Written request – Reproduce all of the data below without alteration; exclude every picture.

* Begin Supplied records *

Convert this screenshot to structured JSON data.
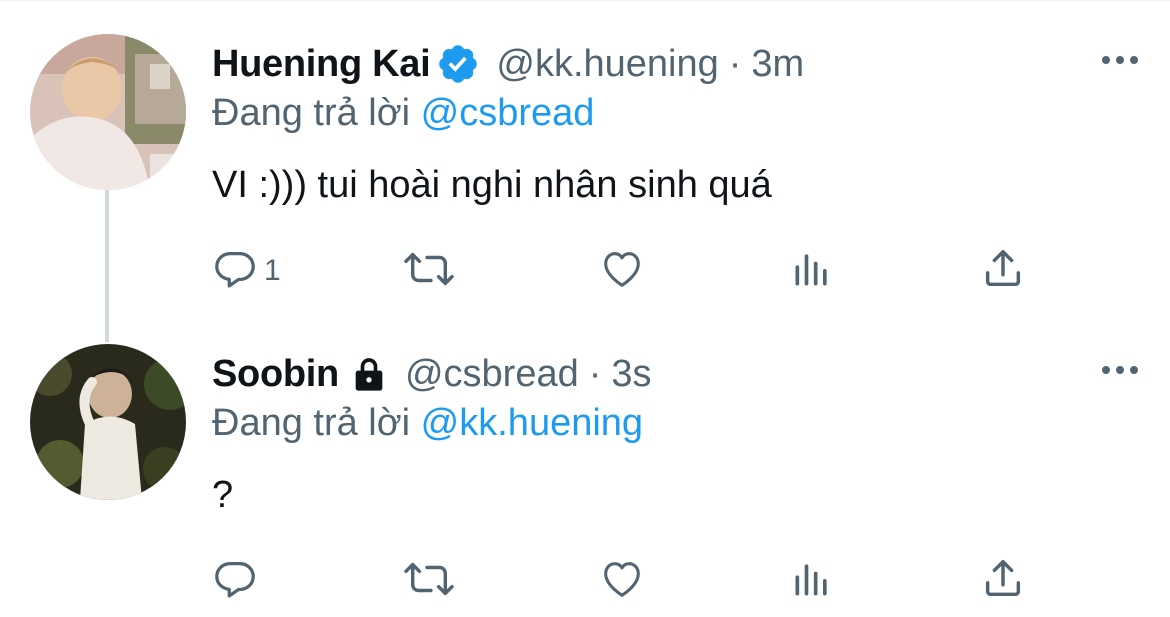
{
  "tweets": [
    {
      "name": "Huening Kai",
      "verified": true,
      "handle": "@kk.huening",
      "separator": "·",
      "time": "3m",
      "replying_prefix": "Đang trả lời",
      "replying_to": "@csbread",
      "text": "VI :))) tui hoài nghi nhân sinh quá",
      "reply_count": "1"
    },
    {
      "name": "Soobin",
      "protected": true,
      "handle": "@csbread",
      "separator": "·",
      "time": "3s",
      "replying_prefix": "Đang trả lời",
      "replying_to": "@kk.huening",
      "text": "?",
      "reply_count": ""
    }
  ],
  "colors": {
    "text": "#0f1419",
    "secondary": "#536471",
    "accent": "#1d9bf0",
    "thread_line": "#cfd9de"
  },
  "icons": [
    "verified-badge-icon",
    "lock-icon",
    "more-icon",
    "reply-icon",
    "retweet-icon",
    "like-icon",
    "views-icon",
    "share-icon"
  ]
}
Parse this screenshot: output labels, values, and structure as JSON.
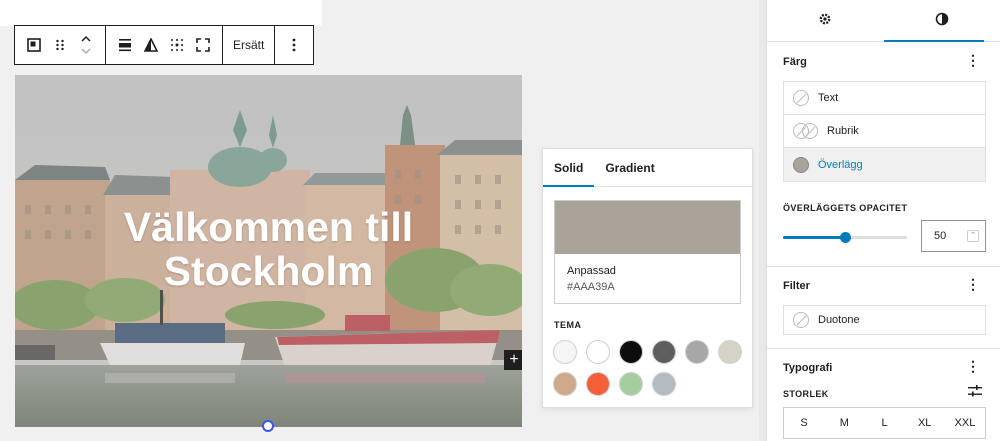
{
  "toolbar": {
    "replace_label": "Ersätt"
  },
  "cover": {
    "title_line1": "Välkommen till",
    "title_line2": "Stockholm",
    "overlay_color": "#AAA39A",
    "overlay_opacity_percent": 50
  },
  "color_popover": {
    "tabs": [
      "Solid",
      "Gradient"
    ],
    "active_tab": "Solid",
    "custom_label": "Anpassad",
    "custom_hex": "#AAA39A",
    "theme_label": "TEMA",
    "palette": [
      "#f5f5f5",
      "#ffffff",
      "#0d0d0d",
      "#5e5e5e",
      "#a7a7a7",
      "#d6d2c6",
      "#d0a98d",
      "#f4603a",
      "#a5cda0",
      "#b3bcbe"
    ]
  },
  "sidebar": {
    "tabs": [
      "settings-icon",
      "styles-icon"
    ],
    "color_panel": {
      "title": "Färg",
      "items": [
        {
          "label": "Text"
        },
        {
          "label": "Rubrik"
        },
        {
          "label": "Överlägg"
        }
      ],
      "opacity_label": "ÖVERLÄGGETS OPACITET",
      "opacity_value": "50"
    },
    "filter_panel": {
      "title": "Filter",
      "duotone_label": "Duotone"
    },
    "typography_panel": {
      "title": "Typografi",
      "size_label": "STORLEK",
      "sizes": [
        "S",
        "M",
        "L",
        "XL",
        "XXL"
      ]
    }
  }
}
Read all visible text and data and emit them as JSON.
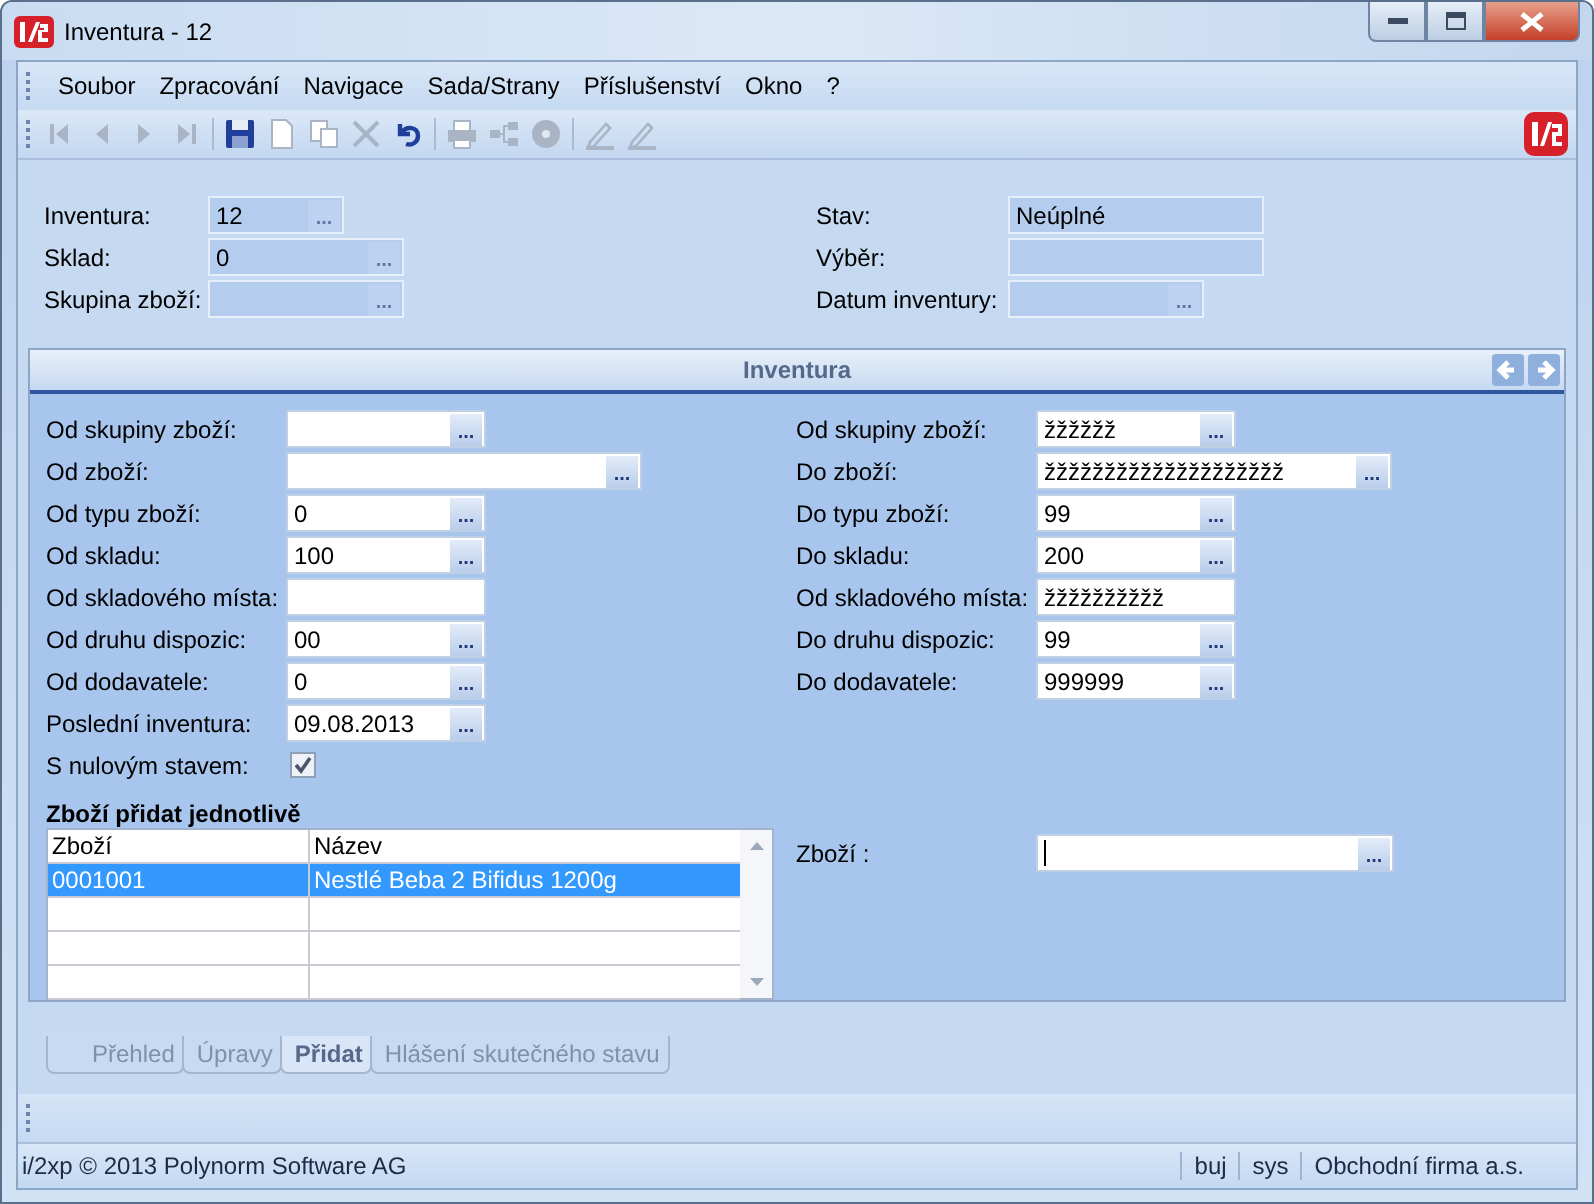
{
  "window": {
    "title": "Inventura - 12"
  },
  "menu": [
    "Soubor",
    "Zpracování",
    "Navigace",
    "Sada/Strany",
    "Příslušenství",
    "Okno",
    "?"
  ],
  "toolbar": [
    {
      "kind": "first",
      "disabled": true
    },
    {
      "kind": "prev",
      "disabled": true
    },
    {
      "kind": "next",
      "disabled": true
    },
    {
      "kind": "last",
      "disabled": true
    },
    {
      "kind": "save",
      "disabled": false
    },
    {
      "kind": "new",
      "disabled": true
    },
    {
      "kind": "copy",
      "disabled": true
    },
    {
      "kind": "delete",
      "disabled": true
    },
    {
      "kind": "undo",
      "disabled": false
    },
    {
      "kind": "print",
      "disabled": true
    },
    {
      "kind": "tree",
      "disabled": true
    },
    {
      "kind": "disc",
      "disabled": true
    },
    {
      "kind": "pen",
      "disabled": true
    },
    {
      "kind": "pen",
      "disabled": true
    }
  ],
  "header": {
    "left": [
      {
        "label": "Inventura:",
        "value": "12",
        "browse": "...",
        "kind": "tiny"
      },
      {
        "label": "Sklad:",
        "value": "0",
        "browse": "...",
        "kind": "short"
      },
      {
        "label": "Skupina zboží:",
        "browse": "...",
        "kind": "short"
      }
    ],
    "right": [
      {
        "label": "Stav:",
        "value": "Neúplné",
        "kind": "plain"
      },
      {
        "label": "Výběr:",
        "kind": "plain"
      },
      {
        "label": "Datum inventury:",
        "browse": "...",
        "kind": "short"
      }
    ]
  },
  "panel": {
    "title": "Inventura",
    "left": [
      {
        "label": "Od skupiny zboží:",
        "browse": "...",
        "kind": "short"
      },
      {
        "label": "Od zboží:",
        "browse": "...",
        "kind": "wide"
      },
      {
        "label": "Od typu zboží:",
        "value": "0",
        "browse": "...",
        "kind": "short"
      },
      {
        "label": "Od skladu:",
        "value": "100",
        "browse": "...",
        "kind": "short"
      },
      {
        "label": "Od skladového místa:",
        "kind": "plain"
      },
      {
        "label": "Od druhu dispozic:",
        "value": "00",
        "browse": "...",
        "kind": "short"
      },
      {
        "label": "Od dodavatele:",
        "value": "0",
        "browse": "...",
        "kind": "short"
      },
      {
        "label": "Poslední inventura:",
        "value": "09.08.2013",
        "browse": "...",
        "kind": "short"
      },
      {
        "label": "S nulovým stavem:",
        "kind": "check",
        "checked": true
      }
    ],
    "right": [
      {
        "label": "Od skupiny zboží:",
        "value": "žžžžžž",
        "browse": "...",
        "kind": "short"
      },
      {
        "label": "Do zboží:",
        "value": "žžžžžžžžžžžžžžžžžžžž",
        "browse": "...",
        "kind": "wide"
      },
      {
        "label": "Do typu zboží:",
        "value": "99",
        "browse": "...",
        "kind": "short"
      },
      {
        "label": "Do skladu:",
        "value": "200",
        "browse": "...",
        "kind": "short"
      },
      {
        "label": "Od skladového místa:",
        "value": "žžžžžžžžžž",
        "kind": "plain"
      },
      {
        "label": "Do druhu dispozic:",
        "value": "99",
        "browse": "...",
        "kind": "short"
      },
      {
        "label": "Do dodavatele:",
        "value": "999999",
        "browse": "...",
        "kind": "short"
      }
    ],
    "section_title": "Zboží přidat jednotlivě",
    "table": {
      "columns": [
        "Zboží",
        "Název"
      ],
      "rows": [
        {
          "cells": [
            "0001001",
            "Nestlé Beba 2 Bifidus 1200g"
          ],
          "selected": true
        }
      ]
    },
    "item_field": {
      "label": "Zboží :",
      "browse": "...",
      "focused": true
    }
  },
  "tabs": [
    {
      "label": "Přehled",
      "selected": false
    },
    {
      "label": "Úpravy",
      "selected": false
    },
    {
      "label": "Přidat",
      "selected": true
    },
    {
      "label": "Hlášení skutečného stavu",
      "selected": false
    }
  ],
  "status_bar": {
    "copyright": "i/2xp © 2013 Polynorm Software AG",
    "user": "buj",
    "database": "sys",
    "company": "Obchodní firma a.s."
  }
}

* End Supplied records *

Answer below –
Convert this screenshot to structured JSON data.
{
  "tweets": [
    {
      "name": "Huening Kai",
      "verified": true,
      "handle": "@kk.huening",
      "separator": "·",
      "time": "3m",
      "replying_prefix": "Đang trả lời",
      "replying_to": "@csbread",
      "text": "VI :))) tui hoài nghi nhân sinh quá",
      "reply_count": "1"
    },
    {
      "name": "Soobin",
      "protected": true,
      "handle": "@csbread",
      "separator": "·",
      "time": "3s",
      "replying_prefix": "Đang trả lời",
      "replying_to": "@kk.huening",
      "text": "?",
      "reply_count": ""
    }
  ],
  "colors": {
    "text": "#0f1419",
    "secondary": "#536471",
    "accent": "#1d9bf0",
    "thread_line": "#cfd9de"
  },
  "icons": [
    "verified-badge-icon",
    "lock-icon",
    "more-icon",
    "reply-icon",
    "retweet-icon",
    "like-icon",
    "views-icon",
    "share-icon"
  ]
}
Parse this screenshot: output labels, values, and structure as JSON.
{
  "toolbar": {
    "replace_label": "Ersätt"
  },
  "cover": {
    "title_line1": "Välkommen till",
    "title_line2": "Stockholm",
    "overlay_color": "#AAA39A",
    "overlay_opacity_percent": 50
  },
  "color_popover": {
    "tabs": [
      "Solid",
      "Gradient"
    ],
    "active_tab": "Solid",
    "custom_label": "Anpassad",
    "custom_hex": "#AAA39A",
    "theme_label": "TEMA",
    "palette": [
      "#f5f5f5",
      "#ffffff",
      "#0d0d0d",
      "#5e5e5e",
      "#a7a7a7",
      "#d6d2c6",
      "#d0a98d",
      "#f4603a",
      "#a5cda0",
      "#b3bcbe"
    ]
  },
  "sidebar": {
    "tabs": [
      "settings-icon",
      "styles-icon"
    ],
    "color_panel": {
      "title": "Färg",
      "items": [
        {
          "label": "Text"
        },
        {
          "label": "Rubrik"
        },
        {
          "label": "Överlägg"
        }
      ],
      "opacity_label": "ÖVERLÄGGETS OPACITET",
      "opacity_value": "50"
    },
    "filter_panel": {
      "title": "Filter",
      "duotone_label": "Duotone"
    },
    "typography_panel": {
      "title": "Typografi",
      "size_label": "STORLEK",
      "sizes": [
        "S",
        "M",
        "L",
        "XL",
        "XXL"
      ]
    }
  }
}
Read all visible text and data and emit them as JSON.
{
  "window": {
    "title": "Inventura - 12"
  },
  "menu": [
    "Soubor",
    "Zpracování",
    "Navigace",
    "Sada/Strany",
    "Příslušenství",
    "Okno",
    "?"
  ],
  "toolbar": [
    {
      "kind": "first",
      "disabled": true
    },
    {
      "kind": "prev",
      "disabled": true
    },
    {
      "kind": "next",
      "disabled": true
    },
    {
      "kind": "last",
      "disabled": true
    },
    {
      "kind": "save",
      "disabled": false
    },
    {
      "kind": "new",
      "disabled": true
    },
    {
      "kind": "copy",
      "disabled": true
    },
    {
      "kind": "delete",
      "disabled": true
    },
    {
      "kind": "undo",
      "disabled": false
    },
    {
      "kind": "print",
      "disabled": true
    },
    {
      "kind": "tree",
      "disabled": true
    },
    {
      "kind": "disc",
      "disabled": true
    },
    {
      "kind": "pen",
      "disabled": true
    },
    {
      "kind": "pen",
      "disabled": true
    }
  ],
  "header": {
    "left": [
      {
        "label": "Inventura:",
        "value": "12",
        "browse": "...",
        "kind": "tiny"
      },
      {
        "label": "Sklad:",
        "value": "0",
        "browse": "...",
        "kind": "short"
      },
      {
        "label": "Skupina zboží:",
        "browse": "...",
        "kind": "short"
      }
    ],
    "right": [
      {
        "label": "Stav:",
        "value": "Neúplné",
        "kind": "plain"
      },
      {
        "label": "Výběr:",
        "kind": "plain"
      },
      {
        "label": "Datum inventury:",
        "browse": "...",
        "kind": "short"
      }
    ]
  },
  "panel": {
    "title": "Inventura",
    "left": [
      {
        "label": "Od skupiny zboží:",
        "browse": "...",
        "kind": "short"
      },
      {
        "label": "Od zboží:",
        "browse": "...",
        "kind": "wide"
      },
      {
        "label": "Od typu zboží:",
        "value": "0",
        "browse": "...",
        "kind": "short"
      },
      {
        "label": "Od skladu:",
        "value": "100",
        "browse": "...",
        "kind": "short"
      },
      {
        "label": "Od skladového místa:",
        "kind": "plain"
      },
      {
        "label": "Od druhu dispozic:",
        "value": "00",
        "browse": "...",
        "kind": "short"
      },
      {
        "label": "Od dodavatele:",
        "value": "0",
        "browse": "...",
        "kind": "short"
      },
      {
        "label": "Poslední inventura:",
        "value": "09.08.2013",
        "browse": "...",
        "kind": "short"
      },
      {
        "label": "S nulovým stavem:",
        "kind": "check",
        "checked": true
      }
    ],
    "right": [
      {
        "label": "Od skupiny zboží:",
        "value": "žžžžžž",
        "browse": "...",
        "kind": "short"
      },
      {
        "label": "Do zboží:",
        "value": "žžžžžžžžžžžžžžžžžžžž",
        "browse": "...",
        "kind": "wide"
      },
      {
        "label": "Do typu zboží:",
        "value": "99",
        "browse": "...",
        "kind": "short"
      },
      {
        "label": "Do skladu:",
        "value": "200",
        "browse": "...",
        "kind": "short"
      },
      {
        "label": "Od skladového místa:",
        "value": "žžžžžžžžžž",
        "kind": "plain"
      },
      {
        "label": "Do druhu dispozic:",
        "value": "99",
        "browse": "...",
        "kind": "short"
      },
      {
        "label": "Do dodavatele:",
        "value": "999999",
        "browse": "...",
        "kind": "short"
      }
    ],
    "section_title": "Zboží přidat jednotlivě",
    "table": {
      "columns": [
        "Zboží",
        "Název"
      ],
      "rows": [
        {
          "cells": [
            "0001001",
            "Nestlé Beba 2 Bifidus 1200g"
          ],
          "selected": true
        }
      ]
    },
    "item_field": {
      "label": "Zboží :",
      "browse": "...",
      "focused": true
    }
  },
  "tabs": [
    {
      "label": "Přehled",
      "selected": false
    },
    {
      "label": "Úpravy",
      "selected": false
    },
    {
      "label": "Přidat",
      "selected": true
    },
    {
      "label": "Hlášení skutečného stavu",
      "selected": false
    }
  ],
  "status_bar": {
    "copyright": "i/2xp © 2013 Polynorm Software AG",
    "user": "buj",
    "database": "sys",
    "company": "Obchodní firma a.s."
  }
}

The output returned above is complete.